**Task description**
Your task is to repeat the entries exactly. Leave the pictures out.

**Data supplied**
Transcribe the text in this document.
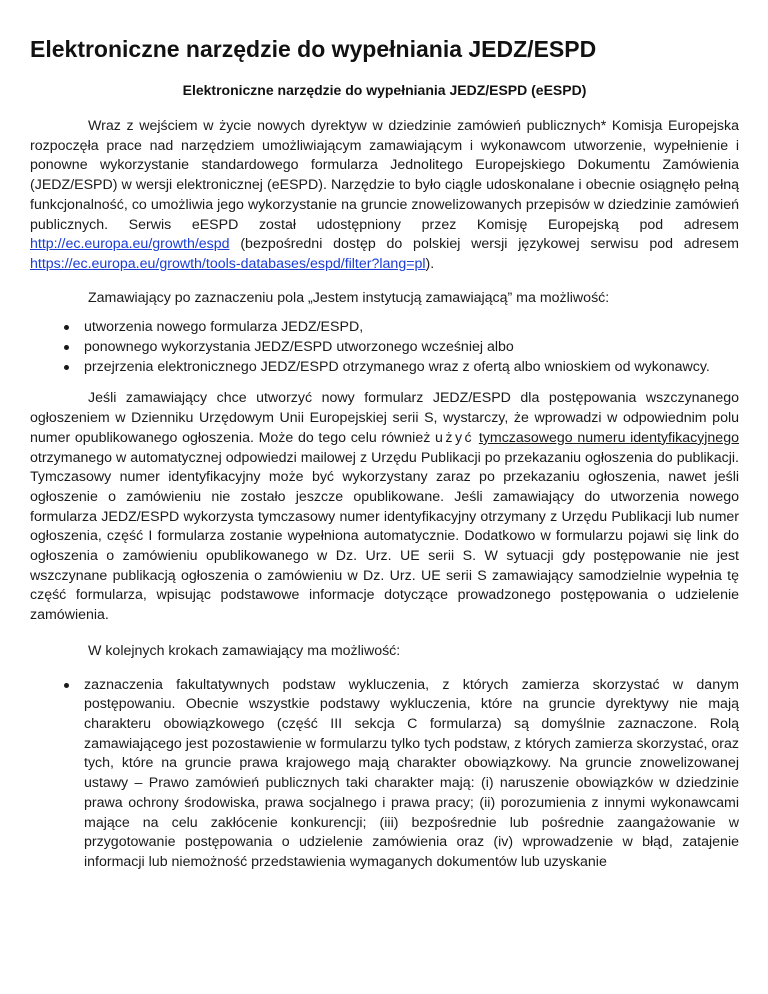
Elektroniczne narzędzie do wypełniania JEDZ/ESPD
Elektroniczne narzędzie do wypełniania JEDZ/ESPD (eESPD)

Wraz z wejściem w życie nowych dyrektyw w dziedzinie zamówień publicznych* Komisja Europejska rozpoczęła prace nad narzędziem umożliwiającym zamawiającym i wykonawcom utworzenie, wypełnienie i ponowne wykorzystanie standardowego formularza Jednolitego Europejskiego Dokumentu Zamówienia (JEDZ/ESPD) w wersji elektronicznej (eESPD). Narzędzie to było ciągle udoskonalane i obecnie osiągnęło pełną funkcjonalność, co umożliwia jego wykorzystanie na gruncie znowelizowanych przepisów w dziedzinie zamówień publicznych. Serwis eESPD został udostępniony przez Komisję Europejską pod adresem http://ec.europa.eu/growth/espd (bezpośredni dostęp do polskiej wersji językowej serwisu pod adresem https://ec.europa.eu/growth/tools-databases/espd/filter?lang=pl).

Zamawiający po zaznaczeniu pola „Jestem instytucją zamawiającą” ma możliwość:

utworzenia nowego formularza JEDZ/ESPD,
ponownego wykorzystania JEDZ/ESPD utworzonego wcześniej albo
przejrzenia elektronicznego JEDZ/ESPD otrzymanego wraz z ofertą albo wnioskiem od wykonawcy.

Jeśli zamawiający chce utworzyć nowy formularz JEDZ/ESPD dla postępowania wszczynanego ogłoszeniem w Dzienniku Urzędowym Unii Europejskiej serii S, wystarczy, że wprowadzi w odpowiednim polu numer opublikowanego ogłoszenia. Może do tego celu również użyć tymczasowego numeru identyfikacyjnego otrzymanego w automatycznej odpowiedzi mailowej z Urzędu Publikacji po przekazaniu ogłoszenia do publikacji. Tymczasowy numer identyfikacyjny może być wykorzystany zaraz po przekazaniu ogłoszenia, nawet jeśli ogłoszenie o zamówieniu nie zostało jeszcze opublikowane. Jeśli zamawiający do utworzenia nowego formularza JEDZ/ESPD wykorzysta tymczasowy numer identyfikacyjny otrzymany z Urzędu Publikacji lub numer ogłoszenia, część I formularza zostanie wypełniona automatycznie. Dodatkowo w formularzu pojawi się link do ogłoszenia o zamówieniu opublikowanego w Dz. Urz. UE serii S. W sytuacji gdy postępowanie nie jest wszczynane publikacją ogłoszenia o zamówieniu w Dz. Urz. UE serii S zamawiający samodzielnie wypełnia tę część formularza, wpisując podstawowe informacje dotyczące prowadzonego postępowania o udzielenie zamówienia.

W kolejnych krokach zamawiający ma możliwość:

zaznaczenia fakultatywnych podstaw wykluczenia, z których zamierza skorzystać w danym postępowaniu. Obecnie wszystkie podstawy wykluczenia, które na gruncie dyrektywy nie mają charakteru obowiązkowego (część III sekcja C formularza) są domyślnie zaznaczone. Rolą zamawiającego jest pozostawienie w formularzu tylko tych podstaw, z których zamierza skorzystać, oraz tych, które na gruncie prawa krajowego mają charakter obowiązkowy. Na gruncie znowelizowanej ustawy – Prawo zamówień publicznych taki charakter mają: (i) naruszenie obowiązków w dziedzinie prawa ochrony środowiska, prawa socjalnego i prawa pracy; (ii) porozumienia z innymi wykonawcami mające na celu zakłócenie konkurencji; (iii) bezpośrednie lub pośrednie zaangażowanie w przygotowanie postępowania o udzielenie zamówienia oraz (iv) wprowadzenie w błąd, zatajenie informacji lub niemożność przedstawienia wymaganych dokumentów lub uzyskanie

**Task answer**
Transcribe the text in this document.
Elektroniczne narzędzie do wypełniania JEDZ/ESPD
Elektroniczne narzędzie do wypełniania JEDZ/ESPD (eESPD)

Wraz z wejściem w życie nowych dyrektyw w dziedzinie zamówień publicznych* Komisja Europejska rozpoczęła prace nad narzędziem umożliwiającym zamawiającym i wykonawcom utworzenie, wypełnienie i ponowne wykorzystanie standardowego formularza Jednolitego Europejskiego Dokumentu Zamówienia (JEDZ/ESPD) w wersji elektronicznej (eESPD). Narzędzie to było ciągle udoskonalane i obecnie osiągnęło pełną funkcjonalność, co umożliwia jego wykorzystanie na gruncie znowelizowanych przepisów w dziedzinie zamówień publicznych. Serwis eESPD został udostępniony przez Komisję Europejską pod adresem http://ec.europa.eu/growth/espd (bezpośredni dostęp do polskiej wersji językowej serwisu pod adresem https://ec.europa.eu/growth/tools-databases/espd/filter?lang=pl).

Zamawiający po zaznaczeniu pola „Jestem instytucją zamawiającą” ma możliwość:

utworzenia nowego formularza JEDZ/ESPD,
ponownego wykorzystania JEDZ/ESPD utworzonego wcześniej albo
przejrzenia elektronicznego JEDZ/ESPD otrzymanego wraz z ofertą albo wnioskiem od wykonawcy.

Jeśli zamawiający chce utworzyć nowy formularz JEDZ/ESPD dla postępowania wszczynanego ogłoszeniem w Dzienniku Urzędowym Unii Europejskiej serii S, wystarczy, że wprowadzi w odpowiednim polu numer opublikowanego ogłoszenia. Może do tego celu również użyć tymczasowego numeru identyfikacyjnego otrzymanego w automatycznej odpowiedzi mailowej z Urzędu Publikacji po przekazaniu ogłoszenia do publikacji. Tymczasowy numer identyfikacyjny może być wykorzystany zaraz po przekazaniu ogłoszenia, nawet jeśli ogłoszenie o zamówieniu nie zostało jeszcze opublikowane. Jeśli zamawiający do utworzenia nowego formularza JEDZ/ESPD wykorzysta tymczasowy numer identyfikacyjny otrzymany z Urzędu Publikacji lub numer ogłoszenia, część I formularza zostanie wypełniona automatycznie. Dodatkowo w formularzu pojawi się link do ogłoszenia o zamówieniu opublikowanego w Dz. Urz. UE serii S. W sytuacji gdy postępowanie nie jest wszczynane publikacją ogłoszenia o zamówieniu w Dz. Urz. UE serii S zamawiający samodzielnie wypełnia tę część formularza, wpisując podstawowe informacje dotyczące prowadzonego postępowania o udzielenie zamówienia.

W kolejnych krokach zamawiający ma możliwość:

zaznaczenia fakultatywnych podstaw wykluczenia, z których zamierza skorzystać w danym postępowaniu. Obecnie wszystkie podstawy wykluczenia, które na gruncie dyrektywy nie mają charakteru obowiązkowego (część III sekcja C formularza) są domyślnie zaznaczone. Rolą zamawiającego jest pozostawienie w formularzu tylko tych podstaw, z których zamierza skorzystać, oraz tych, które na gruncie prawa krajowego mają charakter obowiązkowy. Na gruncie znowelizowanej ustawy – Prawo zamówień publicznych taki charakter mają: (i) naruszenie obowiązków w dziedzinie prawa ochrony środowiska, prawa socjalnego i prawa pracy; (ii) porozumienia z innymi wykonawcami mające na celu zakłócenie konkurencji; (iii) bezpośrednie lub pośrednie zaangażowanie w przygotowanie postępowania o udzielenie zamówienia oraz (iv) wprowadzenie w błąd, zatajenie informacji lub niemożność przedstawienia wymaganych dokumentów lub uzyskanie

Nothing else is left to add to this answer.